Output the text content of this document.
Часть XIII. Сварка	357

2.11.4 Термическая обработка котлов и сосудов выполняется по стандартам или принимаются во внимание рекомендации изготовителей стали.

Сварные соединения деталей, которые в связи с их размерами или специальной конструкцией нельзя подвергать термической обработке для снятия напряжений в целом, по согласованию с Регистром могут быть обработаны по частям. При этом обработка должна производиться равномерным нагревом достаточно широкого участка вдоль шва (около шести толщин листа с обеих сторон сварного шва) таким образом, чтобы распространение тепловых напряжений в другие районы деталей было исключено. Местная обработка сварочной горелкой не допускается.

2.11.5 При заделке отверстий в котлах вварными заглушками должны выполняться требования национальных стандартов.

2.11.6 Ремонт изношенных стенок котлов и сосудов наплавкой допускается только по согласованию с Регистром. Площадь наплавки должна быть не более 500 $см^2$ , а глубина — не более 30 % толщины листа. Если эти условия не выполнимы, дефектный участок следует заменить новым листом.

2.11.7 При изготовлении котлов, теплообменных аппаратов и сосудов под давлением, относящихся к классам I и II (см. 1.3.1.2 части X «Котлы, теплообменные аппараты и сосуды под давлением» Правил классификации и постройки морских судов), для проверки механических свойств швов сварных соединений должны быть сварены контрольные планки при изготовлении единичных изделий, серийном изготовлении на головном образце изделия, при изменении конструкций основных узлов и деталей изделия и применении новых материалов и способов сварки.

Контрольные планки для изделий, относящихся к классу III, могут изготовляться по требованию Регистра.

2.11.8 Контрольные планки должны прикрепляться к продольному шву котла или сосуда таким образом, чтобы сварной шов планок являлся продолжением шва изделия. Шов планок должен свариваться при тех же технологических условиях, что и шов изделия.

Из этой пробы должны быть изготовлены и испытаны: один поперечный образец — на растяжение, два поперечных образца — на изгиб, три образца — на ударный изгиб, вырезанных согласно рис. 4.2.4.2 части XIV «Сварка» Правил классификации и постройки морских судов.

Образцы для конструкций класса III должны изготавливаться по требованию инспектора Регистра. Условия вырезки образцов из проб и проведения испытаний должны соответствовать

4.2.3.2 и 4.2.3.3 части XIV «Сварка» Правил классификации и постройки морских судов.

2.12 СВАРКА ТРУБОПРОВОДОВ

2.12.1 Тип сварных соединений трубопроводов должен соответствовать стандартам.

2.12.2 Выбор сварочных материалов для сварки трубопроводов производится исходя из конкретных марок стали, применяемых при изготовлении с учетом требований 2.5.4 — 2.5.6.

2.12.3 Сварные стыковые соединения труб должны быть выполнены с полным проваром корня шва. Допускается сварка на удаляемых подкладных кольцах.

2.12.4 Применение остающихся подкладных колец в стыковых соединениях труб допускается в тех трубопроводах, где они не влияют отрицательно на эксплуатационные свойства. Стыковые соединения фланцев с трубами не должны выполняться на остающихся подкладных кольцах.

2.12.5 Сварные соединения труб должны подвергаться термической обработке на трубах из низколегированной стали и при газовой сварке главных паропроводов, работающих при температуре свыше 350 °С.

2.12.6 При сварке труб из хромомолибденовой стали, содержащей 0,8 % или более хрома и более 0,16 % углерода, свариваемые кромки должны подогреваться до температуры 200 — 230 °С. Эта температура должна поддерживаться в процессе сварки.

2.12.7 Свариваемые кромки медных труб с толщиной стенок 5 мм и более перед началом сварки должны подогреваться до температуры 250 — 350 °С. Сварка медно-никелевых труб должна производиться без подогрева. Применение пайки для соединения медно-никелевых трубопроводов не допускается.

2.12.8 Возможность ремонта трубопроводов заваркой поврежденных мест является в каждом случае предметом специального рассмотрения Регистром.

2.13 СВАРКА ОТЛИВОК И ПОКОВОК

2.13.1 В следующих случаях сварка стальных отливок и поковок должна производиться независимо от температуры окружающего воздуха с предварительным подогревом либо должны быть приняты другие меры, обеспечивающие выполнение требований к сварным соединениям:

REQUIREMENT:
Your task is to quote all of the data word for word.

THE SOLUTION:
Output the text content of this document.
Часть XIII. Сварка	357

2.11.4 Термическая обработка котлов и сосудов выполняется по стандартам или принимаются во внимание рекомендации изготовителей стали.

Сварные соединения деталей, которые в связи с их размерами или специальной конструкцией нельзя подвергать термической обработке для снятия напряжений в целом, по согласованию с Регистром могут быть обработаны по частям. При этом обработка должна производиться равномерным нагревом достаточно широкого участка вдоль шва (около шести толщин листа с обеих сторон сварного шва) таким образом, чтобы распространение тепловых напряжений в другие районы деталей было исключено. Местная обработка сварочной горелкой не допускается.

2.11.5 При заделке отверстий в котлах вварными заглушками должны выполняться требования национальных стандартов.

2.11.6 Ремонт изношенных стенок котлов и сосудов наплавкой допускается только по согласованию с Регистром. Площадь наплавки должна быть не более 500 $см^2$ , а глубина — не более 30 % толщины листа. Если эти условия не выполнимы, дефектный участок следует заменить новым листом.

2.11.7 При изготовлении котлов, теплообменных аппаратов и сосудов под давлением, относящихся к классам I и II (см. 1.3.1.2 части X «Котлы, теплообменные аппараты и сосуды под давлением» Правил классификации и постройки морских судов), для проверки механических свойств швов сварных соединений должны быть сварены контрольные планки при изготовлении единичных изделий, серийном изготовлении на головном образце изделия, при изменении конструкций основных узлов и деталей изделия и применении новых материалов и способов сварки.

Контрольные планки для изделий, относящихся к классу III, могут изготовляться по требованию Регистра.

2.11.8 Контрольные планки должны прикрепляться к продольному шву котла или сосуда таким образом, чтобы сварной шов планок являлся продолжением шва изделия. Шов планок должен свариваться при тех же технологических условиях, что и шов изделия.

Из этой пробы должны быть изготовлены и испытаны: один поперечный образец — на растяжение, два поперечных образца — на изгиб, три образца — на ударный изгиб, вырезанных согласно рис. 4.2.4.2 части XIV «Сварка» Правил классификации и постройки морских судов.

Образцы для конструкций класса III должны изготавливаться по требованию инспектора Регистра. Условия вырезки образцов из проб и проведения испытаний должны соответствовать

4.2.3.2 и 4.2.3.3 части XIV «Сварка» Правил классификации и постройки морских судов.

2.12 СВАРКА ТРУБОПРОВОДОВ

2.12.1 Тип сварных соединений трубопроводов должен соответствовать стандартам.

2.12.2 Выбор сварочных материалов для сварки трубопроводов производится исходя из конкретных марок стали, применяемых при изготовлении с учетом требований 2.5.4 — 2.5.6.

2.12.3 Сварные стыковые соединения труб должны быть выполнены с полным проваром корня шва. Допускается сварка на удаляемых подкладных кольцах.

2.12.4 Применение остающихся подкладных колец в стыковых соединениях труб допускается в тех трубопроводах, где они не влияют отрицательно на эксплуатационные свойства. Стыковые соединения фланцев с трубами не должны выполняться на остающихся подкладных кольцах.

2.12.5 Сварные соединения труб должны подвергаться термической обработке на трубах из низколегированной стали и при газовой сварке главных паропроводов, работающих при температуре свыше 350 °С.

2.12.6 При сварке труб из хромомолибденовой стали, содержащей 0,8 % или более хрома и более 0,16 % углерода, свариваемые кромки должны подогреваться до температуры 200 — 230 °С. Эта температура должна поддерживаться в процессе сварки.

2.12.7 Свариваемые кромки медных труб с толщиной стенок 5 мм и более перед началом сварки должны подогреваться до температуры 250 — 350 °С. Сварка медно-никелевых труб должна производиться без подогрева. Применение пайки для соединения медно-никелевых трубопроводов не допускается.

2.12.8 Возможность ремонта трубопроводов заваркой поврежденных мест является в каждом случае предметом специального рассмотрения Регистром.

2.13 СВАРКА ОТЛИВОК И ПОКОВОК

2.13.1 В следующих случаях сварка стальных отливок и поковок должна производиться независимо от температуры окружающего воздуха с предварительным подогревом либо должны быть приняты другие меры, обеспечивающие выполнение требований к сварным соединениям:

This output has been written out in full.